* RECORDS FOR THE TASK:
┄┄┄┄┄┄┄┄┄┄

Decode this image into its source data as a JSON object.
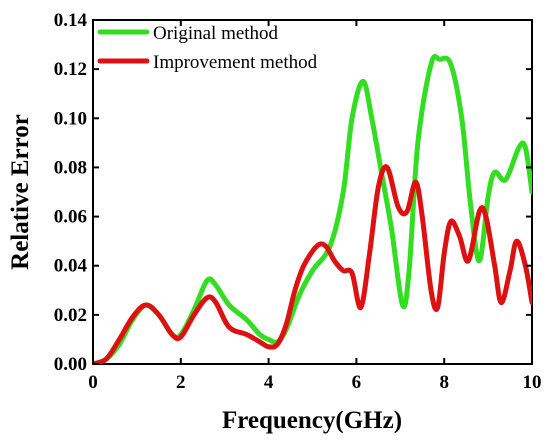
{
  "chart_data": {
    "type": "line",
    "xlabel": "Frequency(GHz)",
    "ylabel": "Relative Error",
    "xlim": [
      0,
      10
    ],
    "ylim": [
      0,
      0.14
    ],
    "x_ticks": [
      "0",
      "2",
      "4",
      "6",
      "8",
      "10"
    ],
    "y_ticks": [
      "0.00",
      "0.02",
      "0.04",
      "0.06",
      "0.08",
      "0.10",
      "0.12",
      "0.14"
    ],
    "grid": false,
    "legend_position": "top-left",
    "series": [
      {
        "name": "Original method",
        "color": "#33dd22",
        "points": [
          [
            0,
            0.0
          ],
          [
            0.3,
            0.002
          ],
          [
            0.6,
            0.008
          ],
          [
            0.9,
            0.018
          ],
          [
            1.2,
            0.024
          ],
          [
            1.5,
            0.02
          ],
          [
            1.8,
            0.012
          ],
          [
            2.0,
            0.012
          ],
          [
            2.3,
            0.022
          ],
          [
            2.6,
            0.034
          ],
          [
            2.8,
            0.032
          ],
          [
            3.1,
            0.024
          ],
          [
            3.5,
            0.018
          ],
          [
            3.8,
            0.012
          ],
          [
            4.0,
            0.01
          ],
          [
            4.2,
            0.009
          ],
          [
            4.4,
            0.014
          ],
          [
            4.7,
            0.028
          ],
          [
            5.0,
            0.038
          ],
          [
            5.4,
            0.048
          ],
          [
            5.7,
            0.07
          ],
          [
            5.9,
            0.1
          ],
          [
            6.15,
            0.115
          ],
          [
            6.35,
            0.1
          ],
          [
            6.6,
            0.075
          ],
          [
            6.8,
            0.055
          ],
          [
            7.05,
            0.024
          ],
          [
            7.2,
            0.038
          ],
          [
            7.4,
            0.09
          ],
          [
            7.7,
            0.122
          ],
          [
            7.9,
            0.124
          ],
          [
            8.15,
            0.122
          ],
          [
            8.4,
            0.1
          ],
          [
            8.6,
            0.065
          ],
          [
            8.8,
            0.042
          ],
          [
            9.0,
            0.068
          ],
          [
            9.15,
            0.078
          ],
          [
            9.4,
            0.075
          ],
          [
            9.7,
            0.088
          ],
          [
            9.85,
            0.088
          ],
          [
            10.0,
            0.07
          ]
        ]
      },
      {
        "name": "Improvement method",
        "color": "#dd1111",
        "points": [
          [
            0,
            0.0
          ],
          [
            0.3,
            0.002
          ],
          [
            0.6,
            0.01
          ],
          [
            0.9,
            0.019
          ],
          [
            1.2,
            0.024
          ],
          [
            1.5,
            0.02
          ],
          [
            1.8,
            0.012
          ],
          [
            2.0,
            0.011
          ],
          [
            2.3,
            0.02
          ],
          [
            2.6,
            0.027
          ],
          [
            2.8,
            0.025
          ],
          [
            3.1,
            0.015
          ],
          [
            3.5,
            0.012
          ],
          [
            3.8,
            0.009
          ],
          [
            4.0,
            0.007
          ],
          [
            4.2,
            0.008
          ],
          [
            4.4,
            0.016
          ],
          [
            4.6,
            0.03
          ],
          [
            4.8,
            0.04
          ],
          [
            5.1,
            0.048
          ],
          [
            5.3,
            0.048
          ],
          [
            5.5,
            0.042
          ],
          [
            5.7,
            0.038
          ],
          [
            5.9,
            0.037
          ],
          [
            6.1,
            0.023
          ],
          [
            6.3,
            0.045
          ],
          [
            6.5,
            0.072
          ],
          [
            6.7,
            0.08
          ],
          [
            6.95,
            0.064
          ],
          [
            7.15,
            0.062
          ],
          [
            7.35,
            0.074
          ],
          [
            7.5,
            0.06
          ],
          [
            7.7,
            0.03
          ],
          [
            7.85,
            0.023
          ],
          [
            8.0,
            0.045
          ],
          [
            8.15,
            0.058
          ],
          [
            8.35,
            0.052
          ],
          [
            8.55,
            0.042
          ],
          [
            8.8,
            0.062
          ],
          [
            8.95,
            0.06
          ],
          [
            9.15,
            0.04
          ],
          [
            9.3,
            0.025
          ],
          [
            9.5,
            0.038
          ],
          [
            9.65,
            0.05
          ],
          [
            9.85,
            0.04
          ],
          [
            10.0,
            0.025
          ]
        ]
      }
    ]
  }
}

┄┄┄┄┄┄┄┄┄┄

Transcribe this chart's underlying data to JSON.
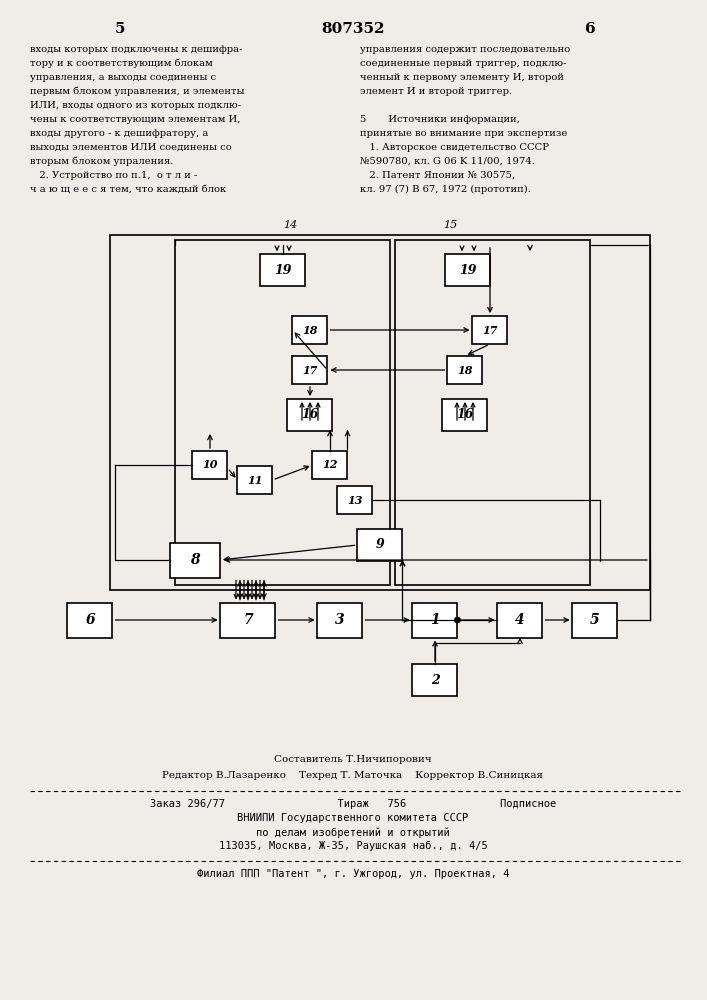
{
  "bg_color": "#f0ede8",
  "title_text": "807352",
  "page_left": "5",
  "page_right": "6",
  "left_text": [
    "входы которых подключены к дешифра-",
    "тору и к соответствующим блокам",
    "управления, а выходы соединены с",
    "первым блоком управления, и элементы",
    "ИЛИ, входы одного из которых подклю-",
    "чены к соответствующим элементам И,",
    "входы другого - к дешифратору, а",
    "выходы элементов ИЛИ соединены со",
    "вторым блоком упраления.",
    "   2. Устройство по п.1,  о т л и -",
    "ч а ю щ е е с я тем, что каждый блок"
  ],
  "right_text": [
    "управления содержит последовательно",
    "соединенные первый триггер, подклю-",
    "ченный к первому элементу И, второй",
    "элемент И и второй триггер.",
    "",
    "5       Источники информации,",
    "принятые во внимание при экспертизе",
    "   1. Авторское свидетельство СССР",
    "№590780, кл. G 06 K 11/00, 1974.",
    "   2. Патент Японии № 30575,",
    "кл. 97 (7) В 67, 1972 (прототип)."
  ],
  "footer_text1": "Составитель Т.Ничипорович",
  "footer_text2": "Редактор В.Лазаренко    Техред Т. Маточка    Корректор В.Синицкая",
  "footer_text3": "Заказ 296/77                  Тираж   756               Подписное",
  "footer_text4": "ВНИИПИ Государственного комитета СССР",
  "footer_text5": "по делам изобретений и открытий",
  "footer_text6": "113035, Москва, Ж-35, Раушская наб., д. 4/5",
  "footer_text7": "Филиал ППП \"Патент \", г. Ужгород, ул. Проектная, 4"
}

┄┄┄┄┄┄┄┄┄┄

* INSTRUCTION:
The lines to collect are those holding the string "второй"; copy them all.

* RESULT OF THIS TASK:
    "ченный к первому элементу И, второй",
    "элемент И и второй триггер.",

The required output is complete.